## GIVEN PROBLEM
Retype the records that come next, word for word.

## STORED ROWS
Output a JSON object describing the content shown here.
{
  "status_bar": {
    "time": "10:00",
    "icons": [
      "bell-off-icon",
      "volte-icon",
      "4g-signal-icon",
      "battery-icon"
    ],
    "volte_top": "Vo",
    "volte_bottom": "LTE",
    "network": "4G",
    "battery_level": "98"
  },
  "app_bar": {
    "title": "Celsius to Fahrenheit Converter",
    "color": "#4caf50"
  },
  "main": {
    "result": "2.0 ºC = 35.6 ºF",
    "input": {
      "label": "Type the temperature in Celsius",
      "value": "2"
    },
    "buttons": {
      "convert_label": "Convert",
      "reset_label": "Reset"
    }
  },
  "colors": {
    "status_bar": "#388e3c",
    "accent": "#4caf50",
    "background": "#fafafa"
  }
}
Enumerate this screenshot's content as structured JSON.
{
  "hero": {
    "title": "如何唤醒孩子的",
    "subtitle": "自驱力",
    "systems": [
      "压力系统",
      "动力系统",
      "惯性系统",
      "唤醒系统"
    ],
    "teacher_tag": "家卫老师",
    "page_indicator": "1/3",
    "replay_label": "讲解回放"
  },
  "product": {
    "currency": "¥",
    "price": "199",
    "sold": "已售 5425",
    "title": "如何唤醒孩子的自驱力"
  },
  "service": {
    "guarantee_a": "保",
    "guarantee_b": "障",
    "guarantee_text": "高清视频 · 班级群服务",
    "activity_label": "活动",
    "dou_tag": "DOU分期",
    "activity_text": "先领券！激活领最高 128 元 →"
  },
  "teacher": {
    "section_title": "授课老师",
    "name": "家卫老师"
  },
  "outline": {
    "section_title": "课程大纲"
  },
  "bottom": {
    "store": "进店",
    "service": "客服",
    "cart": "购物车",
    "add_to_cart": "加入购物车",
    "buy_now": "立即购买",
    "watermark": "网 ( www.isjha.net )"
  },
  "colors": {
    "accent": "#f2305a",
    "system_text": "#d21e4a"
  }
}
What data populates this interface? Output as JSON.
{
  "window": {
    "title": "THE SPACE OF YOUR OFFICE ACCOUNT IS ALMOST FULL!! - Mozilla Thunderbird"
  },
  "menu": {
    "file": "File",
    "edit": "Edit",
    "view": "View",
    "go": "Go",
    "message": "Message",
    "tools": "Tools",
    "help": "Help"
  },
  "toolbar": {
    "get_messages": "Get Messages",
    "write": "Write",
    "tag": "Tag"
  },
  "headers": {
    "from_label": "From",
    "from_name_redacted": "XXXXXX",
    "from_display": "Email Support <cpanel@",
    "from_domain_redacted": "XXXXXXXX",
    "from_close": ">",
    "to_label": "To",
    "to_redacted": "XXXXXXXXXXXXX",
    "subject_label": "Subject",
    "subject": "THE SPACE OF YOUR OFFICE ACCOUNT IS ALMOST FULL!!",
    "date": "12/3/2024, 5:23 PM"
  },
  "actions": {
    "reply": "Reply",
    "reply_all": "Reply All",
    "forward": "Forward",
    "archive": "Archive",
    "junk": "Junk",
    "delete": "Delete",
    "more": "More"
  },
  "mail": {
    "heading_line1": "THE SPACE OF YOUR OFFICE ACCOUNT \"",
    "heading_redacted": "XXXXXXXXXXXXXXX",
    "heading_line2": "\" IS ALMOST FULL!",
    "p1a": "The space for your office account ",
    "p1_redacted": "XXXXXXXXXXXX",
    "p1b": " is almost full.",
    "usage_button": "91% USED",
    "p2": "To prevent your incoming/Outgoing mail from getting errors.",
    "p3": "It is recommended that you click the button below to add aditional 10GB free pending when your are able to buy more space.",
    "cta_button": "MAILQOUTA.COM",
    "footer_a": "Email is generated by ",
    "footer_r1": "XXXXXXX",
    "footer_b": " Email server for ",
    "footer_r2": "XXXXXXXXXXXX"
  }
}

## THE RESULT
Output a JSON object describing the content shown here.
{
  "status_bar": {
    "time": "10:00",
    "icons": [
      "bell-off-icon",
      "volte-icon",
      "4g-signal-icon",
      "battery-icon"
    ],
    "volte_top": "Vo",
    "volte_bottom": "LTE",
    "network": "4G",
    "battery_level": "98"
  },
  "app_bar": {
    "title": "Celsius to Fahrenheit Converter",
    "color": "#4caf50"
  },
  "main": {
    "result": "2.0 ºC = 35.6 ºF",
    "input": {
      "label": "Type the temperature in Celsius",
      "value": "2"
    },
    "buttons": {
      "convert_label": "Convert",
      "reset_label": "Reset"
    }
  },
  "colors": {
    "status_bar": "#388e3c",
    "accent": "#4caf50",
    "background": "#fafafa"
  }
}
Enumerate this screenshot's content as structured JSON.
{
  "hero": {
    "title": "如何唤醒孩子的",
    "subtitle": "自驱力",
    "systems": [
      "压力系统",
      "动力系统",
      "惯性系统",
      "唤醒系统"
    ],
    "teacher_tag": "家卫老师",
    "page_indicator": "1/3",
    "replay_label": "讲解回放"
  },
  "product": {
    "currency": "¥",
    "price": "199",
    "sold": "已售 5425",
    "title": "如何唤醒孩子的自驱力"
  },
  "service": {
    "guarantee_a": "保",
    "guarantee_b": "障",
    "guarantee_text": "高清视频 · 班级群服务",
    "activity_label": "活动",
    "dou_tag": "DOU分期",
    "activity_text": "先领券！激活领最高 128 元 →"
  },
  "teacher": {
    "section_title": "授课老师",
    "name": "家卫老师"
  },
  "outline": {
    "section_title": "课程大纲"
  },
  "bottom": {
    "store": "进店",
    "service": "客服",
    "cart": "购物车",
    "add_to_cart": "加入购物车",
    "buy_now": "立即购买",
    "watermark": "网 ( www.isjha.net )"
  },
  "colors": {
    "accent": "#f2305a",
    "system_text": "#d21e4a"
  }
}
What data populates this interface? Output as JSON.
{
  "window": {
    "title": "THE SPACE OF YOUR OFFICE ACCOUNT IS ALMOST FULL!! - Mozilla Thunderbird"
  },
  "menu": {
    "file": "File",
    "edit": "Edit",
    "view": "View",
    "go": "Go",
    "message": "Message",
    "tools": "Tools",
    "help": "Help"
  },
  "toolbar": {
    "get_messages": "Get Messages",
    "write": "Write",
    "tag": "Tag"
  },
  "headers": {
    "from_label": "From",
    "from_name_redacted": "XXXXXX",
    "from_display": "Email Support <cpanel@",
    "from_domain_redacted": "XXXXXXXX",
    "from_close": ">",
    "to_label": "To",
    "to_redacted": "XXXXXXXXXXXXX",
    "subject_label": "Subject",
    "subject": "THE SPACE OF YOUR OFFICE ACCOUNT IS ALMOST FULL!!",
    "date": "12/3/2024, 5:23 PM"
  },
  "actions": {
    "reply": "Reply",
    "reply_all": "Reply All",
    "forward": "Forward",
    "archive": "Archive",
    "junk": "Junk",
    "delete": "Delete",
    "more": "More"
  },
  "mail": {
    "heading_line1": "THE SPACE OF YOUR OFFICE ACCOUNT \"",
    "heading_redacted": "XXXXXXXXXXXXXXX",
    "heading_line2": "\" IS ALMOST FULL!",
    "p1a": "The space for your office account ",
    "p1_redacted": "XXXXXXXXXXXX",
    "p1b": " is almost full.",
    "usage_button": "91% USED",
    "p2": "To prevent your incoming/Outgoing mail from getting errors.",
    "p3": "It is recommended that you click the button below to add aditional 10GB free pending when your are able to buy more space.",
    "cta_button": "MAILQOUTA.COM",
    "footer_a": "Email is generated by ",
    "footer_r1": "XXXXXXX",
    "footer_b": " Email server for ",
    "footer_r2": "XXXXXXXXXXXX"
  }
}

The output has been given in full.